Directions for this task. Filter these entries so that only lines with the word "Arrow" remain.

Dataset excerpts.
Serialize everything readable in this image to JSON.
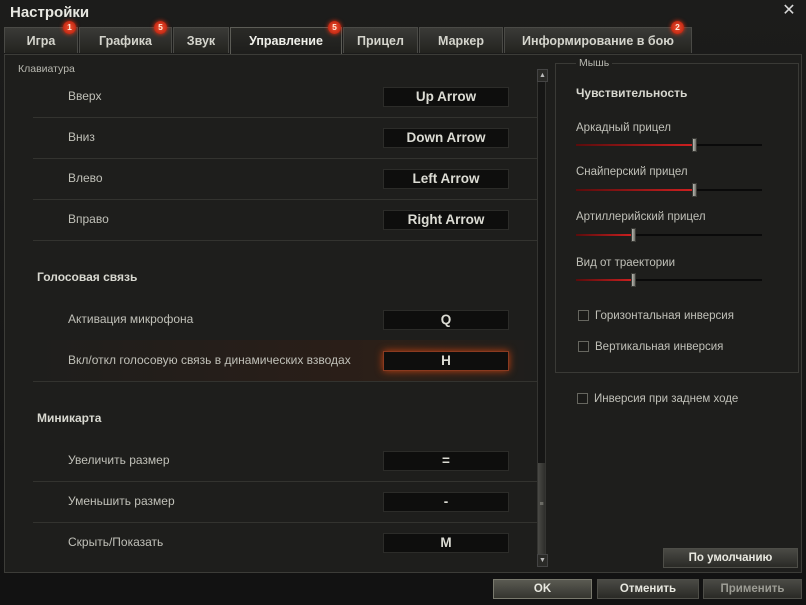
{
  "window": {
    "title": "Настройки",
    "close": "✕"
  },
  "tabs": [
    {
      "label": "Игра",
      "badge": "1"
    },
    {
      "label": "Графика",
      "badge": "5"
    },
    {
      "label": "Звук",
      "badge": ""
    },
    {
      "label": "Управление",
      "badge": "5"
    },
    {
      "label": "Прицел",
      "badge": ""
    },
    {
      "label": "Маркер",
      "badge": ""
    },
    {
      "label": "Информирование в бою",
      "badge": "2"
    }
  ],
  "active_tab": "Управление",
  "keyboard": {
    "group_label": "Клавиатура",
    "movement": [
      {
        "label": "Вверх",
        "key": "Up Arrow"
      },
      {
        "label": "Вниз",
        "key": "Down Arrow"
      },
      {
        "label": "Влево",
        "key": "Left Arrow"
      },
      {
        "label": "Вправо",
        "key": "Right Arrow"
      }
    ],
    "voice": {
      "title": "Голосовая связь",
      "rows": [
        {
          "label": "Активация микрофона",
          "key": "Q"
        },
        {
          "label": "Вкл/откл голосовую связь в динамических взводах",
          "key": "H"
        }
      ]
    },
    "minimap": {
      "title": "Миникарта",
      "rows": [
        {
          "label": "Увеличить размер",
          "key": "="
        },
        {
          "label": "Уменьшить размер",
          "key": "-"
        },
        {
          "label": "Скрыть/Показать",
          "key": "M"
        }
      ]
    }
  },
  "mouse": {
    "group_label": "Мышь",
    "sensitivity_title": "Чувствительность",
    "sliders": [
      {
        "label": "Аркадный прицел",
        "value_fraction": 0.64
      },
      {
        "label": "Снайперский прицел",
        "value_fraction": 0.64
      },
      {
        "label": "Артиллерийский прицел",
        "value_fraction": 0.31
      },
      {
        "label": "Вид от траектории",
        "value_fraction": 0.31
      }
    ],
    "checkboxes": [
      {
        "label": "Горизонтальная инверсия",
        "checked": false
      },
      {
        "label": "Вертикальная инверсия",
        "checked": false
      }
    ]
  },
  "reverse_inversion": {
    "label": "Инверсия при заднем ходе",
    "checked": false
  },
  "buttons": {
    "default": "По умолчанию",
    "ok": "OK",
    "cancel": "Отменить",
    "apply": "Применить"
  },
  "colors": {
    "accent_red": "#d02020",
    "badge": "#e03a1c",
    "highlight": "#c04010"
  }
}
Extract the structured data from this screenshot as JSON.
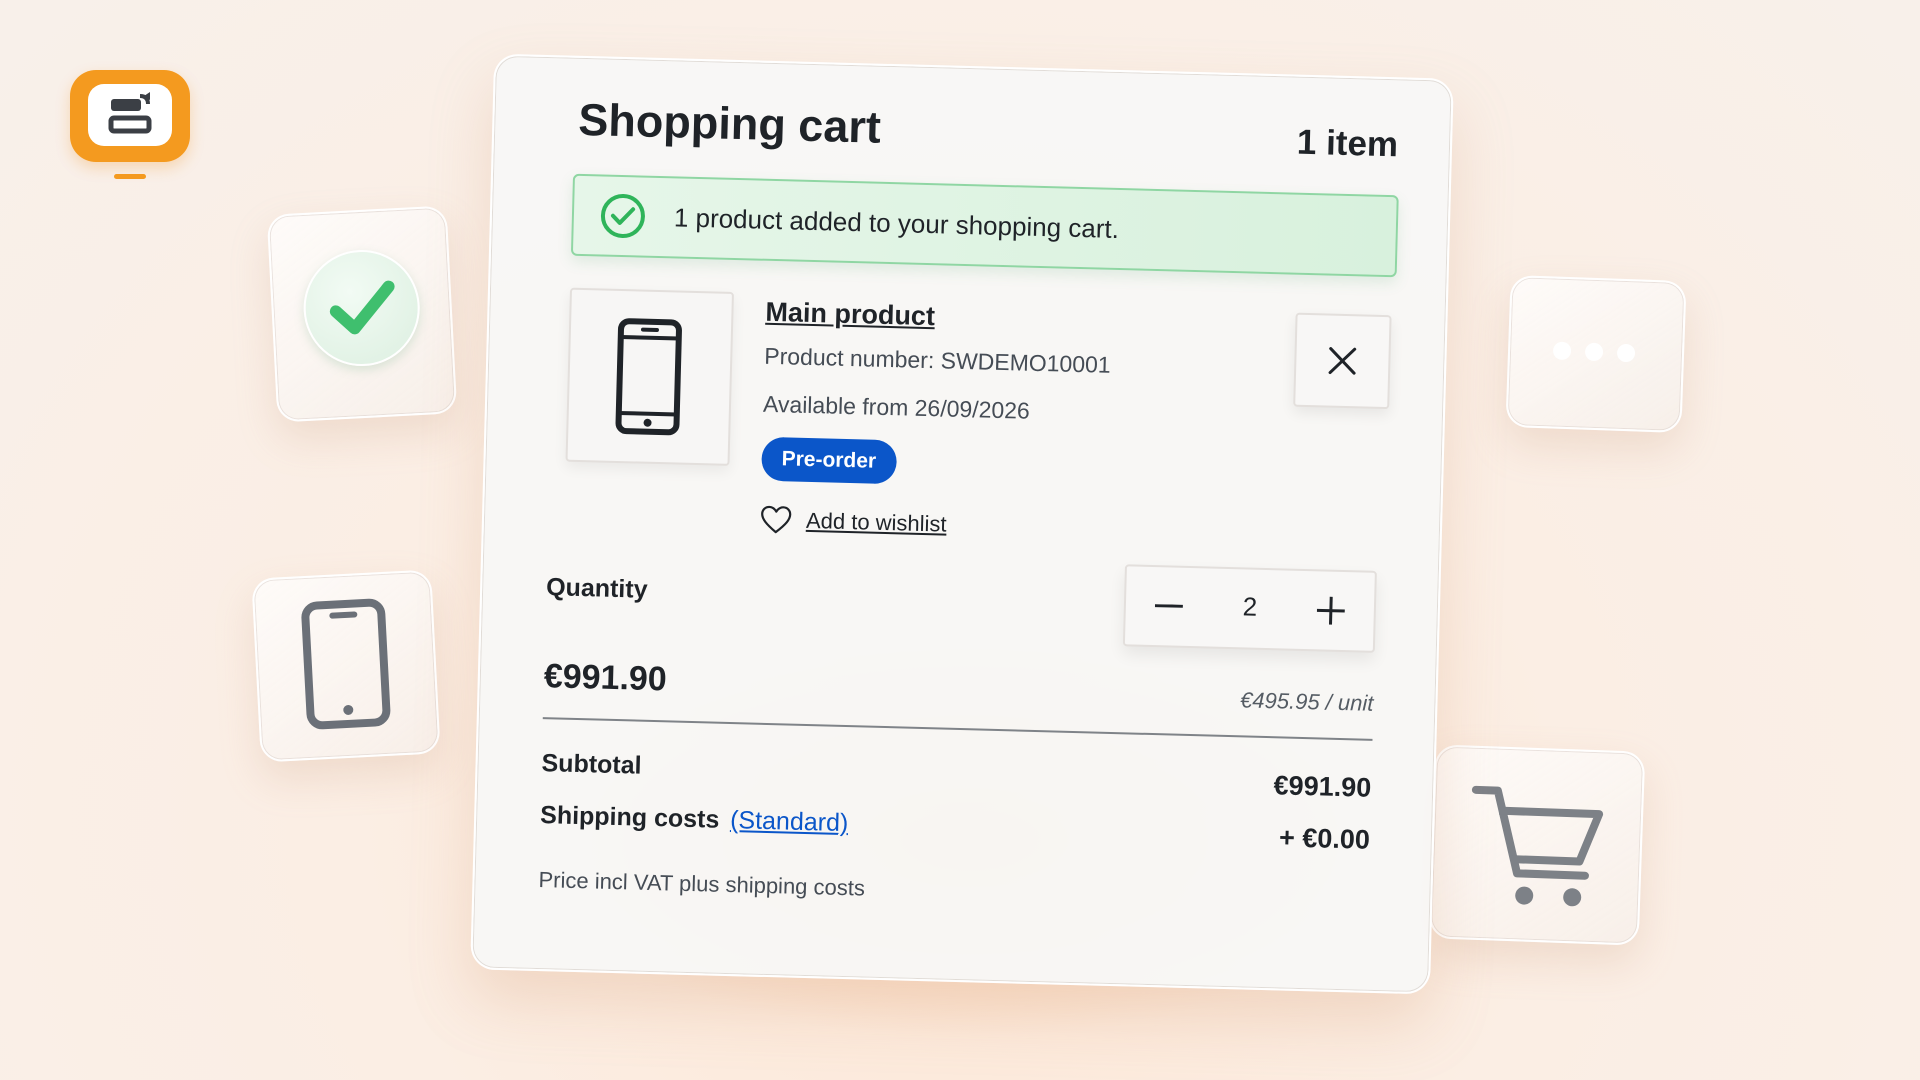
{
  "cart": {
    "title": "Shopping cart",
    "item_count": "1 item"
  },
  "alert": {
    "message": "1 product added to your shopping cart.",
    "icon": "check-circle-icon",
    "color": "#2fb45a"
  },
  "product": {
    "title": "Main product",
    "number": "Product number: SWDEMO10001",
    "availability": "Available from 26/09/2026",
    "badge": "Pre-order",
    "badge_color": "#0b56c9",
    "wishlist_label": "Add to wishlist",
    "image_icon": "smartphone-icon"
  },
  "quantity": {
    "label": "Quantity",
    "value": "2"
  },
  "pricing": {
    "line_total": "€991.90",
    "unit_price": "€495.95 / unit"
  },
  "summary": {
    "subtotal_label": "Subtotal",
    "subtotal_value": "€991.90",
    "shipping_label": "Shipping costs",
    "shipping_method": "(Standard)",
    "shipping_value": "+ €0.00",
    "vat_note": "Price incl VAT plus shipping costs"
  },
  "decor": {
    "brand_color": "#f49a1f",
    "tiles": [
      "checkmark-icon",
      "smartphone-icon",
      "chat-bubble-icon",
      "shopping-cart-icon"
    ]
  }
}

Problem solution.
        "key": "Up Arrow"
        "key": "Down Arrow"
        "key": "Left Arrow"
        "key": "Right Arrow"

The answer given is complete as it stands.